§ **Work to be completed**
Set every record down verbatim and omit the pictures.

Dataset records
+---+

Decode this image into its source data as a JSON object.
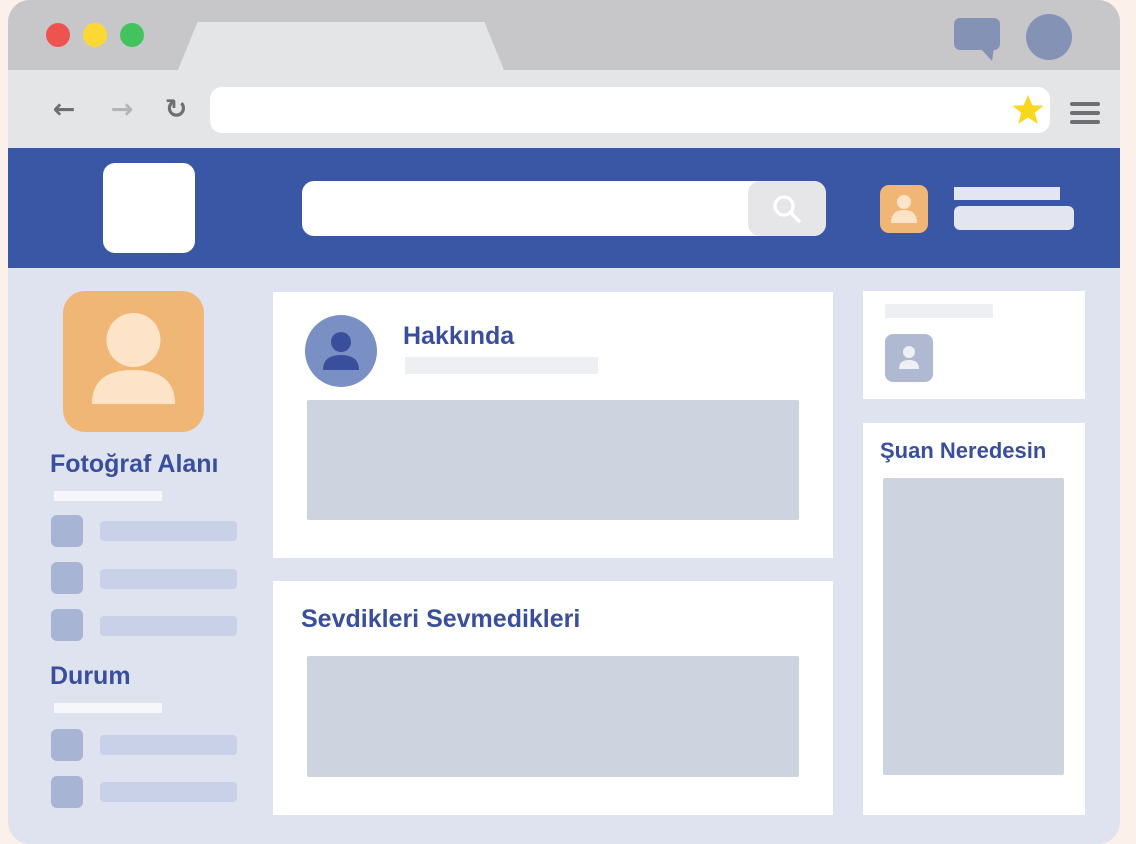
{
  "browser": {
    "traffic_lights": [
      "#ef5350",
      "#fdd835",
      "#43c35e"
    ],
    "nav": {
      "back": "←",
      "forward": "→",
      "reload": "↻"
    },
    "bookmark_icon": "star-icon",
    "menu_icon": "hamburger-icon",
    "chat_icon": "chat-icon",
    "profile_icon": "avatar-circle-icon"
  },
  "colors": {
    "header": "#3a57a5",
    "accent_text": "#3a4f9b",
    "avatar_orange": "#efb675",
    "star": "#f9d71c"
  },
  "sidebar": {
    "photo_title": "Fotoğraf Alanı",
    "status_title": "Durum"
  },
  "main": {
    "about_title": "Hakkında",
    "likes_title": "Sevdikleri Sevmedikleri"
  },
  "right": {
    "location_title": "Şuan Neredesin"
  }
}
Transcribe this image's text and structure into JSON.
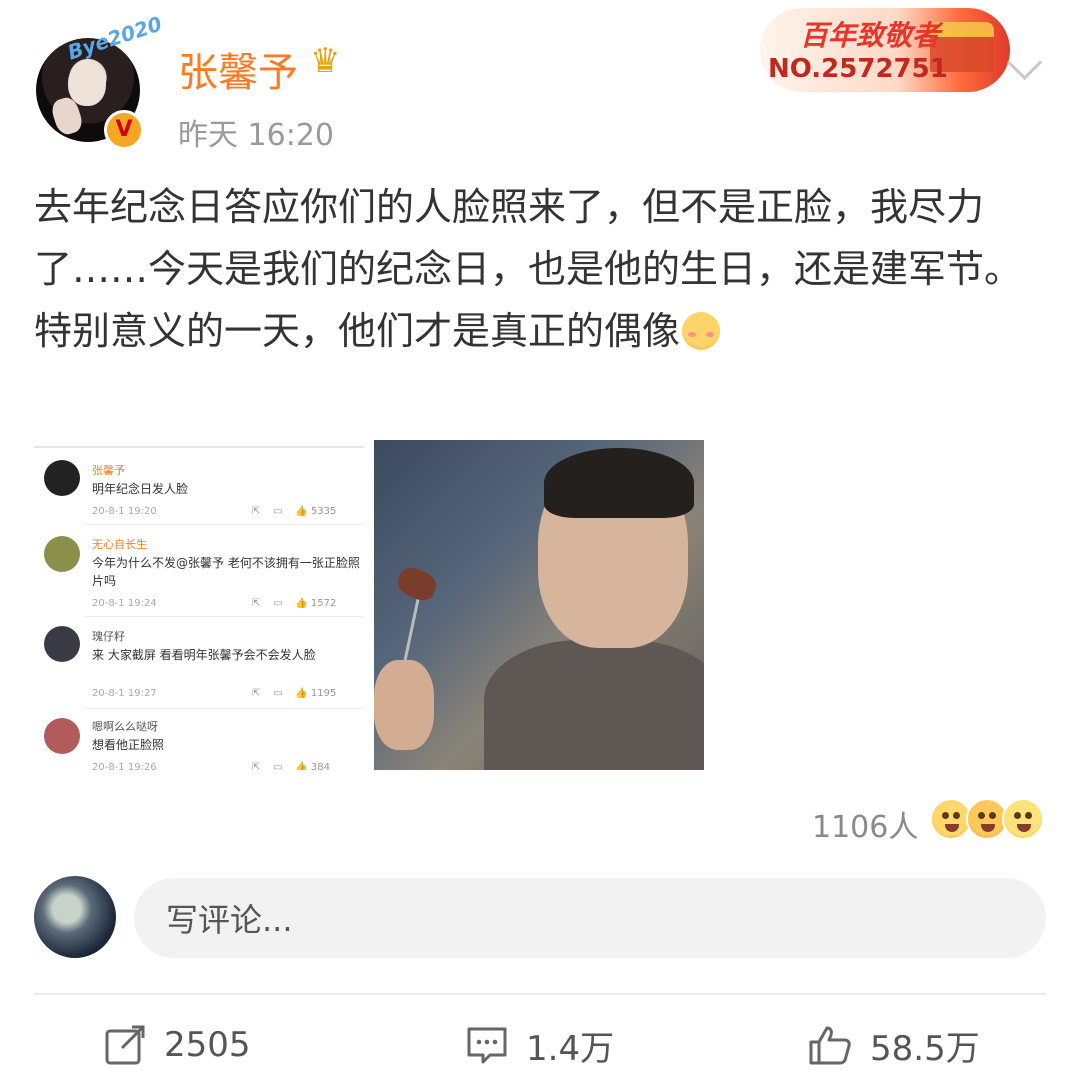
{
  "post": {
    "author": "张馨予",
    "avatar_deco_text": "Bye2020",
    "timestamp": "昨天 16:20",
    "badge": {
      "title": "百年致敬者",
      "number": "NO.2572751"
    },
    "text_lines": [
      "去年纪念日答应你们的人脸照来了，但不是正脸，我尽力了……今天是我们的纪念日，也是他的生日，还是建军节。",
      "特别意义的一天，他们才是真正的偶像"
    ],
    "reactions": {
      "count_label": "1106人",
      "emojis": [
        "surprised-emoji-icon",
        "laughing-emoji-icon",
        "grin-emoji-icon"
      ]
    }
  },
  "embedded_comments": [
    {
      "name": "张馨予",
      "text": "明年纪念日发人脸",
      "time": "20-8-1 19:20",
      "likes": "5335",
      "avatar_color": "#222222",
      "name_color": "#ff7a1f"
    },
    {
      "name": "无心自长生",
      "text": "今年为什么不发@张馨予 老何不该拥有一张正脸照片吗",
      "time": "20-8-1 19:24",
      "likes": "1572",
      "avatar_color": "#8a8f4a",
      "name_color": "#ff7a1f"
    },
    {
      "name": "瑰仔籽",
      "text": "来 大家截屏 看看明年张馨予会不会发人脸",
      "time": "20-8-1 19:27",
      "likes": "1195",
      "avatar_color": "#3a3a44",
      "name_color": "#555555"
    },
    {
      "name": "嗯啊么么哒呀",
      "text": "想看他正脸照",
      "time": "20-8-1 19:26",
      "likes": "384",
      "avatar_color": "#b35a5a",
      "name_color": "#555555"
    }
  ],
  "composer": {
    "placeholder": "写评论..."
  },
  "actions": {
    "share": "2505",
    "comment": "1.4万",
    "like": "58.5万"
  }
}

+---+

§ **Result of the exercise**
Decode this image into its source data as a JSON object.
{
  "browser": {
    "traffic_lights": [
      "#ef5350",
      "#fdd835",
      "#43c35e"
    ],
    "nav": {
      "back": "←",
      "forward": "→",
      "reload": "↻"
    },
    "bookmark_icon": "star-icon",
    "menu_icon": "hamburger-icon",
    "chat_icon": "chat-icon",
    "profile_icon": "avatar-circle-icon"
  },
  "colors": {
    "header": "#3a57a5",
    "accent_text": "#3a4f9b",
    "avatar_orange": "#efb675",
    "star": "#f9d71c"
  },
  "sidebar": {
    "photo_title": "Fotoğraf Alanı",
    "status_title": "Durum"
  },
  "main": {
    "about_title": "Hakkında",
    "likes_title": "Sevdikleri Sevmedikleri"
  },
  "right": {
    "location_title": "Şuan Neredesin"
  }
}
Transcribe this image's text and structure into JSON.
{
  "post": {
    "author": "张馨予",
    "avatar_deco_text": "Bye2020",
    "timestamp": "昨天 16:20",
    "badge": {
      "title": "百年致敬者",
      "number": "NO.2572751"
    },
    "text_lines": [
      "去年纪念日答应你们的人脸照来了，但不是正脸，我尽力了……今天是我们的纪念日，也是他的生日，还是建军节。",
      "特别意义的一天，他们才是真正的偶像"
    ],
    "reactions": {
      "count_label": "1106人",
      "emojis": [
        "surprised-emoji-icon",
        "laughing-emoji-icon",
        "grin-emoji-icon"
      ]
    }
  },
  "embedded_comments": [
    {
      "name": "张馨予",
      "text": "明年纪念日发人脸",
      "time": "20-8-1 19:20",
      "likes": "5335",
      "avatar_color": "#222222",
      "name_color": "#ff7a1f"
    },
    {
      "name": "无心自长生",
      "text": "今年为什么不发@张馨予 老何不该拥有一张正脸照片吗",
      "time": "20-8-1 19:24",
      "likes": "1572",
      "avatar_color": "#8a8f4a",
      "name_color": "#ff7a1f"
    },
    {
      "name": "瑰仔籽",
      "text": "来 大家截屏 看看明年张馨予会不会发人脸",
      "time": "20-8-1 19:27",
      "likes": "1195",
      "avatar_color": "#3a3a44",
      "name_color": "#555555"
    },
    {
      "name": "嗯啊么么哒呀",
      "text": "想看他正脸照",
      "time": "20-8-1 19:26",
      "likes": "384",
      "avatar_color": "#b35a5a",
      "name_color": "#555555"
    }
  ],
  "composer": {
    "placeholder": "写评论..."
  },
  "actions": {
    "share": "2505",
    "comment": "1.4万",
    "like": "58.5万"
  }
}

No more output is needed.